►

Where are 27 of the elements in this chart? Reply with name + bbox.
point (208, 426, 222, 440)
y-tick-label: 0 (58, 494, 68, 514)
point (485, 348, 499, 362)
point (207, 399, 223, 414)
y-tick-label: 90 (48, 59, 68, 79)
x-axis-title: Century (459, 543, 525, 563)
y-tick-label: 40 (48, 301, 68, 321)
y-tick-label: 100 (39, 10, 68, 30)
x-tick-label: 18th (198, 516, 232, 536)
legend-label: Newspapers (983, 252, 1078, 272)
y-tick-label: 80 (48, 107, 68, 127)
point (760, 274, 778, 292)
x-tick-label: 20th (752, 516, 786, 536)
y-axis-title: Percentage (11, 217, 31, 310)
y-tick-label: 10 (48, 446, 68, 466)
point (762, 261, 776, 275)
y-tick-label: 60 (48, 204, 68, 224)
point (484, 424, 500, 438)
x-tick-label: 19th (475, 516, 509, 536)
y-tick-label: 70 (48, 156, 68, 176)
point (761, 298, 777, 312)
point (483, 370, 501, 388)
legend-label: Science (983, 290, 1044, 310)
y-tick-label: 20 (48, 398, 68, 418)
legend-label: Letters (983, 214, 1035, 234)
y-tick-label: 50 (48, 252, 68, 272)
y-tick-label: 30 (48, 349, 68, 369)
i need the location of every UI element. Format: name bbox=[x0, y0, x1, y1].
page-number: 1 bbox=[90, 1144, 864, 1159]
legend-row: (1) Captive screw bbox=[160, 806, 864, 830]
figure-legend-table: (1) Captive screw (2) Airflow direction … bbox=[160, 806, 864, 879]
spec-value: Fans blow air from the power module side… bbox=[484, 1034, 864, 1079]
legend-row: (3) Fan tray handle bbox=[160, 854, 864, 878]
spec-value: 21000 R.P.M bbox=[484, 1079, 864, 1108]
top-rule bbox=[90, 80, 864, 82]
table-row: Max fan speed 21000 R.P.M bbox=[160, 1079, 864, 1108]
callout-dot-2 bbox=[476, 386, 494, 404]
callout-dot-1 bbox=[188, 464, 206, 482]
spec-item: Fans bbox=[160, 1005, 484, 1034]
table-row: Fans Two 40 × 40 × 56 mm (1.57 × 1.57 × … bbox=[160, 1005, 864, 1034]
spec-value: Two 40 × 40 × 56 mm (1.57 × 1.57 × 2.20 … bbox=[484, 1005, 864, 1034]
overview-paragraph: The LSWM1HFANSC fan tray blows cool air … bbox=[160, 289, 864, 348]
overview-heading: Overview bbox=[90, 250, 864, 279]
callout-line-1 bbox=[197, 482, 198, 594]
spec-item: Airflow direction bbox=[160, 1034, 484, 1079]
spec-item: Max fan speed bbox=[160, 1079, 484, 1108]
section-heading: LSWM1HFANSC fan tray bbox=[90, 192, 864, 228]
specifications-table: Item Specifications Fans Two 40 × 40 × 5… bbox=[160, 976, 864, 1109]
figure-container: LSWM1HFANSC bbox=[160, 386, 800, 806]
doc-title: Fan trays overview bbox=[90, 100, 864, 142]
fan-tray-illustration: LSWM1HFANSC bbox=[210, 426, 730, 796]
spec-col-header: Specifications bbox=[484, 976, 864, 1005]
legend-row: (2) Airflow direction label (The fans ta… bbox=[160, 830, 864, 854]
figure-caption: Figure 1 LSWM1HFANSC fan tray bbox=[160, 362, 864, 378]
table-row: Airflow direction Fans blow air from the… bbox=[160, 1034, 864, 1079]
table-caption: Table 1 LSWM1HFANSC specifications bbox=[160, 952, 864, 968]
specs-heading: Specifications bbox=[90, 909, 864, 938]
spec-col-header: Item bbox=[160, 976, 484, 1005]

◄

Write out every line of the records above word for word, with no changes.

Where are 27 of the elements in this chart? Reply with name + bbox.
point (208, 426, 222, 440)
y-tick-label: 0 (58, 494, 68, 514)
point (485, 348, 499, 362)
point (207, 399, 223, 414)
y-tick-label: 90 (48, 59, 68, 79)
x-axis-title: Century (459, 543, 525, 563)
y-tick-label: 40 (48, 301, 68, 321)
y-tick-label: 100 (39, 10, 68, 30)
x-tick-label: 18th (198, 516, 232, 536)
legend-label: Newspapers (983, 252, 1078, 272)
y-tick-label: 80 (48, 107, 68, 127)
point (760, 274, 778, 292)
x-tick-label: 20th (752, 516, 786, 536)
y-axis-title: Percentage (11, 217, 31, 310)
y-tick-label: 10 (48, 446, 68, 466)
point (762, 261, 776, 275)
y-tick-label: 60 (48, 204, 68, 224)
point (484, 424, 500, 438)
x-tick-label: 19th (475, 516, 509, 536)
y-tick-label: 70 (48, 156, 68, 176)
point (761, 298, 777, 312)
point (483, 370, 501, 388)
legend-label: Science (983, 290, 1044, 310)
y-tick-label: 20 (48, 398, 68, 418)
legend-label: Letters (983, 214, 1035, 234)
y-tick-label: 50 (48, 252, 68, 272)
y-tick-label: 30 (48, 349, 68, 369)
i need the location of every UI element. Format: name bbox=[x0, y0, x1, y1].
page-number: 1 bbox=[90, 1144, 864, 1159]
legend-row: (1) Captive screw bbox=[160, 806, 864, 830]
figure-legend-table: (1) Captive screw (2) Airflow direction … bbox=[160, 806, 864, 879]
spec-value: Fans blow air from the power module side… bbox=[484, 1034, 864, 1079]
legend-row: (3) Fan tray handle bbox=[160, 854, 864, 878]
spec-value: 21000 R.P.M bbox=[484, 1079, 864, 1108]
top-rule bbox=[90, 80, 864, 82]
table-row: Max fan speed 21000 R.P.M bbox=[160, 1079, 864, 1108]
callout-dot-2 bbox=[476, 386, 494, 404]
callout-dot-1 bbox=[188, 464, 206, 482]
spec-item: Fans bbox=[160, 1005, 484, 1034]
table-row: Fans Two 40 × 40 × 56 mm (1.57 × 1.57 × … bbox=[160, 1005, 864, 1034]
spec-value: Two 40 × 40 × 56 mm (1.57 × 1.57 × 2.20 … bbox=[484, 1005, 864, 1034]
overview-paragraph: The LSWM1HFANSC fan tray blows cool air … bbox=[160, 289, 864, 348]
overview-heading: Overview bbox=[90, 250, 864, 279]
callout-line-1 bbox=[197, 482, 198, 594]
spec-item: Airflow direction bbox=[160, 1034, 484, 1079]
spec-item: Max fan speed bbox=[160, 1079, 484, 1108]
section-heading: LSWM1HFANSC fan tray bbox=[90, 192, 864, 228]
specifications-table: Item Specifications Fans Two 40 × 40 × 5… bbox=[160, 976, 864, 1109]
figure-container: LSWM1HFANSC bbox=[160, 386, 800, 806]
doc-title: Fan trays overview bbox=[90, 100, 864, 142]
fan-tray-illustration: LSWM1HFANSC bbox=[210, 426, 730, 796]
spec-col-header: Specifications bbox=[484, 976, 864, 1005]
legend-row: (2) Airflow direction label (The fans ta… bbox=[160, 830, 864, 854]
figure-caption: Figure 1 LSWM1HFANSC fan tray bbox=[160, 362, 864, 378]
table-row: Airflow direction Fans blow air from the… bbox=[160, 1034, 864, 1079]
table-caption: Table 1 LSWM1HFANSC specifications bbox=[160, 952, 864, 968]
specs-heading: Specifications bbox=[90, 909, 864, 938]
spec-col-header: Item bbox=[160, 976, 484, 1005]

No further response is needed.